**Stated problem**
Go through the entries below and copy each line containing the word "this".

**Material for the task**
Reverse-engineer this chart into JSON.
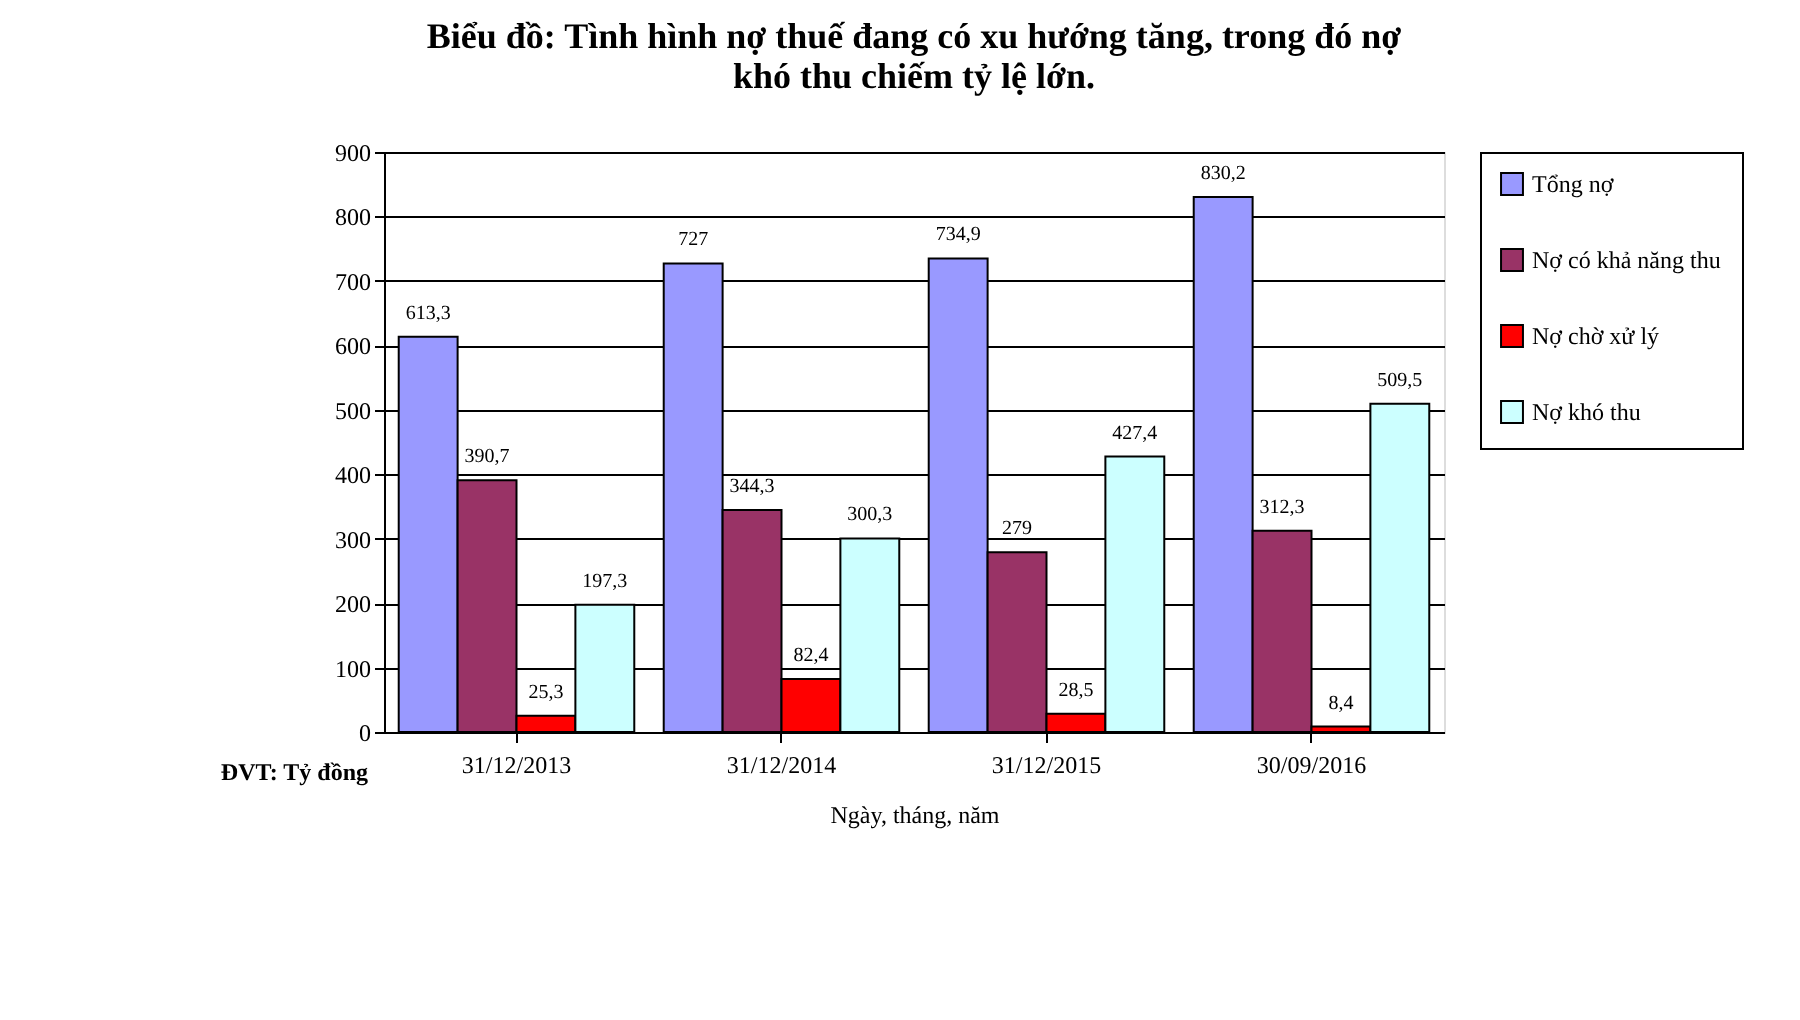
{
  "chart_data": {
    "type": "bar",
    "title": "Biểu đồ: Tình hình nợ thuế đang có xu hướng tăng, trong đó nợ\nkhó thu chiếm tỷ lệ lớn.",
    "xlabel": "Ngày, tháng, năm",
    "annotations": [
      "ĐVT: Tỷ đồng"
    ],
    "categories": [
      "31/12/2013",
      "31/12/2014",
      "31/12/2015",
      "30/09/2016"
    ],
    "series": [
      {
        "name": "Tổng nợ",
        "color": "#9999ff",
        "values": [
          613.3,
          727,
          734.9,
          830.2
        ],
        "value_labels": [
          "613,3",
          "727",
          "734,9",
          "830,2"
        ]
      },
      {
        "name": "Nợ có khả năng thu",
        "color": "#993366",
        "values": [
          390.7,
          344.3,
          279,
          312.3
        ],
        "value_labels": [
          "390,7",
          "344,3",
          "279",
          "312,3"
        ]
      },
      {
        "name": "Nợ chờ xử lý",
        "color": "#ff0000",
        "values": [
          25.3,
          82.4,
          28.5,
          8.4
        ],
        "value_labels": [
          "25,3",
          "82,4",
          "28,5",
          "8,4"
        ]
      },
      {
        "name": "Nợ khó thu",
        "color": "#ccffff",
        "values": [
          197.3,
          300.3,
          427.4,
          509.5
        ],
        "value_labels": [
          "197,3",
          "300,3",
          "427,4",
          "509,5"
        ]
      }
    ],
    "ylim": [
      0,
      900
    ],
    "yticks": [
      0,
      100,
      200,
      300,
      400,
      500,
      600,
      700,
      800,
      900
    ],
    "grid": "y",
    "legend": "right"
  }
}
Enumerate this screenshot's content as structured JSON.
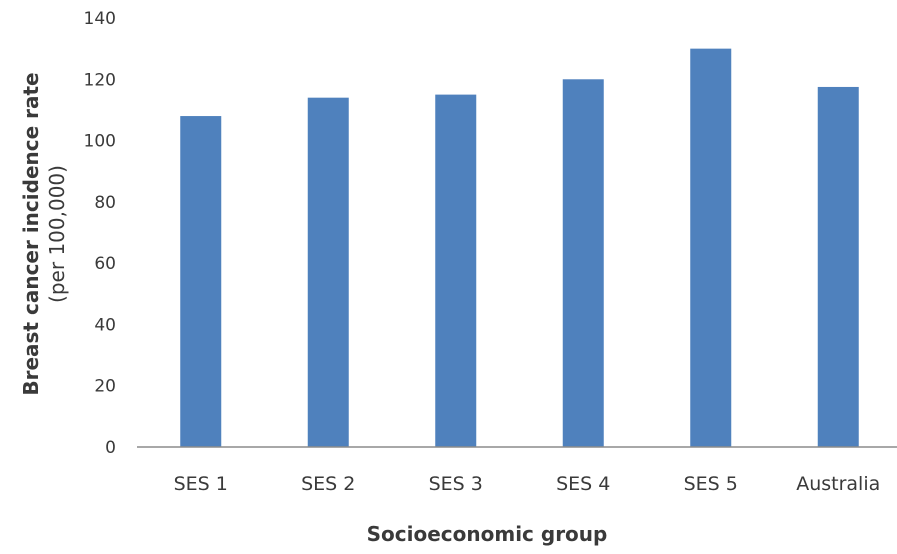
{
  "chart_data": {
    "type": "bar",
    "categories": [
      "SES 1",
      "SES 2",
      "SES 3",
      "SES 4",
      "SES 5",
      "Australia"
    ],
    "values": [
      108,
      114,
      115,
      120,
      130,
      117.5
    ],
    "xlabel": "Socioeconomic group",
    "ylabel": "Breast cancer incidence rate",
    "ylabel_sub": "(per 100,000)",
    "ylim": [
      0,
      140
    ],
    "yticks": [
      0,
      20,
      40,
      60,
      80,
      100,
      120,
      140
    ],
    "ytick_labels": [
      "0",
      "20",
      "40",
      "60",
      "80",
      "100",
      "120",
      "140"
    ],
    "grid": false,
    "legend": "none",
    "colors": {
      "bar": "#4f81bd",
      "axis": "#8c8c8c"
    }
  }
}
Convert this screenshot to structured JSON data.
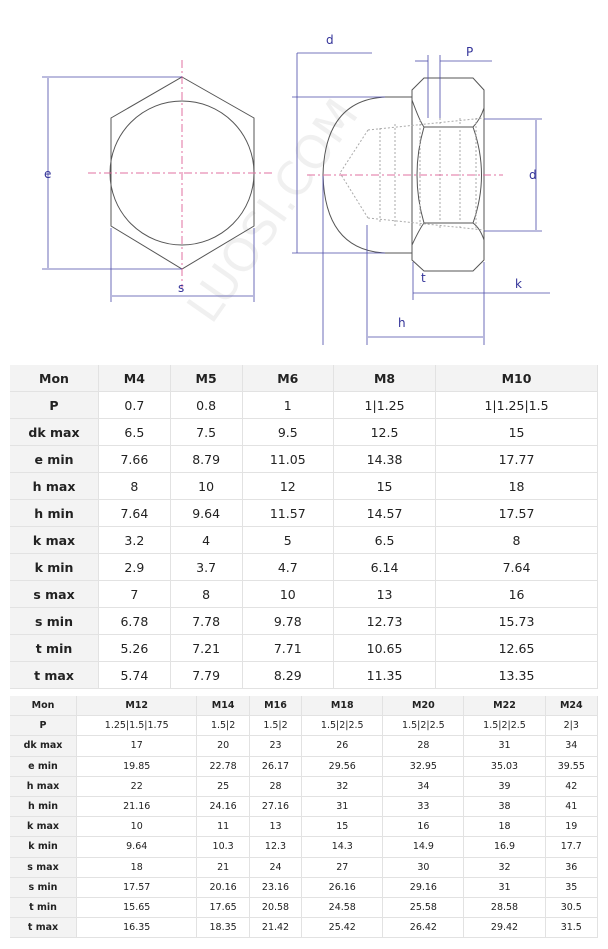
{
  "drawing": {
    "labels": {
      "e": "e",
      "s": "s",
      "d_top": "d",
      "P": "P",
      "d_right": "d",
      "k": "k",
      "t": "t",
      "h": "h"
    },
    "watermark": "LUOSI.COM",
    "colors": {
      "dimension": "#4a4aa8",
      "centerline": "#e070a0",
      "outline": "#555555"
    }
  },
  "table1": {
    "headers": [
      "Mon",
      "M4",
      "M5",
      "M6",
      "M8",
      "M10"
    ],
    "rows": [
      [
        "P",
        "0.7",
        "0.8",
        "1",
        "1|1.25",
        "1|1.25|1.5"
      ],
      [
        "dk max",
        "6.5",
        "7.5",
        "9.5",
        "12.5",
        "15"
      ],
      [
        "e min",
        "7.66",
        "8.79",
        "11.05",
        "14.38",
        "17.77"
      ],
      [
        "h max",
        "8",
        "10",
        "12",
        "15",
        "18"
      ],
      [
        "h min",
        "7.64",
        "9.64",
        "11.57",
        "14.57",
        "17.57"
      ],
      [
        "k max",
        "3.2",
        "4",
        "5",
        "6.5",
        "8"
      ],
      [
        "k min",
        "2.9",
        "3.7",
        "4.7",
        "6.14",
        "7.64"
      ],
      [
        "s max",
        "7",
        "8",
        "10",
        "13",
        "16"
      ],
      [
        "s min",
        "6.78",
        "7.78",
        "9.78",
        "12.73",
        "15.73"
      ],
      [
        "t min",
        "5.26",
        "7.21",
        "7.71",
        "10.65",
        "12.65"
      ],
      [
        "t max",
        "5.74",
        "7.79",
        "8.29",
        "11.35",
        "13.35"
      ]
    ]
  },
  "table2": {
    "headers": [
      "Mon",
      "M12",
      "M14",
      "M16",
      "M18",
      "M20",
      "M22",
      "M24"
    ],
    "rows": [
      [
        "P",
        "1.25|1.5|1.75",
        "1.5|2",
        "1.5|2",
        "1.5|2|2.5",
        "1.5|2|2.5",
        "1.5|2|2.5",
        "2|3"
      ],
      [
        "dk max",
        "17",
        "20",
        "23",
        "26",
        "28",
        "31",
        "34"
      ],
      [
        "e min",
        "19.85",
        "22.78",
        "26.17",
        "29.56",
        "32.95",
        "35.03",
        "39.55"
      ],
      [
        "h max",
        "22",
        "25",
        "28",
        "32",
        "34",
        "39",
        "42"
      ],
      [
        "h min",
        "21.16",
        "24.16",
        "27.16",
        "31",
        "33",
        "38",
        "41"
      ],
      [
        "k max",
        "10",
        "11",
        "13",
        "15",
        "16",
        "18",
        "19"
      ],
      [
        "k min",
        "9.64",
        "10.3",
        "12.3",
        "14.3",
        "14.9",
        "16.9",
        "17.7"
      ],
      [
        "s max",
        "18",
        "21",
        "24",
        "27",
        "30",
        "32",
        "36"
      ],
      [
        "s min",
        "17.57",
        "20.16",
        "23.16",
        "26.16",
        "29.16",
        "31",
        "35"
      ],
      [
        "t min",
        "15.65",
        "17.65",
        "20.58",
        "24.58",
        "25.58",
        "28.58",
        "30.5"
      ],
      [
        "t max",
        "16.35",
        "18.35",
        "21.42",
        "25.42",
        "26.42",
        "29.42",
        "31.5"
      ]
    ]
  }
}
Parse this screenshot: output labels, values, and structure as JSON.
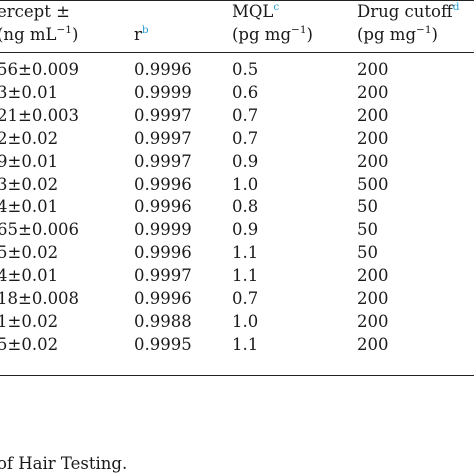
{
  "header": {
    "col1_line1": "ercept ±",
    "col1_line2": "(ng mL",
    "col1_sup": "−1",
    "col1_close": ")",
    "col2_label": "r",
    "col2_note": "b",
    "col3_label": "MQL",
    "col3_note": "c",
    "col3_unit": "(pg mg",
    "col3_unit_sup": "−1",
    "col3_unit_close": ")",
    "col4_label": "Drug cutoff",
    "col4_note": "d",
    "col4_unit": "(pg mg",
    "col4_unit_sup": "−1",
    "col4_unit_close": ")"
  },
  "rows": [
    {
      "intercept": "56±0.009",
      "r": "0.9996",
      "mql": "0.5",
      "cutoff": "200"
    },
    {
      "intercept": "3±0.01",
      "r": "0.9999",
      "mql": "0.6",
      "cutoff": "200"
    },
    {
      "intercept": "21±0.003",
      "r": "0.9997",
      "mql": "0.7",
      "cutoff": "200"
    },
    {
      "intercept": "2±0.02",
      "r": "0.9997",
      "mql": "0.7",
      "cutoff": "200"
    },
    {
      "intercept": "9±0.01",
      "r": "0.9997",
      "mql": "0.9",
      "cutoff": "200"
    },
    {
      "intercept": "3±0.02",
      "r": "0.9996",
      "mql": "1.0",
      "cutoff": "500"
    },
    {
      "intercept": "4±0.01",
      "r": "0.9996",
      "mql": "0.8",
      "cutoff": "50"
    },
    {
      "intercept": "65±0.006",
      "r": "0.9999",
      "mql": "0.9",
      "cutoff": "50"
    },
    {
      "intercept": "5±0.02",
      "r": "0.9996",
      "mql": "1.1",
      "cutoff": "50"
    },
    {
      "intercept": "4±0.01",
      "r": "0.9997",
      "mql": "1.1",
      "cutoff": "200"
    },
    {
      "intercept": "18±0.008",
      "r": "0.9996",
      "mql": "0.7",
      "cutoff": "200"
    },
    {
      "intercept": "1±0.02",
      "r": "0.9988",
      "mql": "1.0",
      "cutoff": "200"
    },
    {
      "intercept": "5±0.02",
      "r": "0.9995",
      "mql": "1.1",
      "cutoff": "200"
    }
  ],
  "footer_text": "of Hair Testing."
}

**Final result**
Reverse-engineer this chart into JSON.
Enumerate this screenshot's content as structured JSON.
Convert this screenshot to structured JSON data.
Parse this screenshot: output labels, values, and structure as JSON.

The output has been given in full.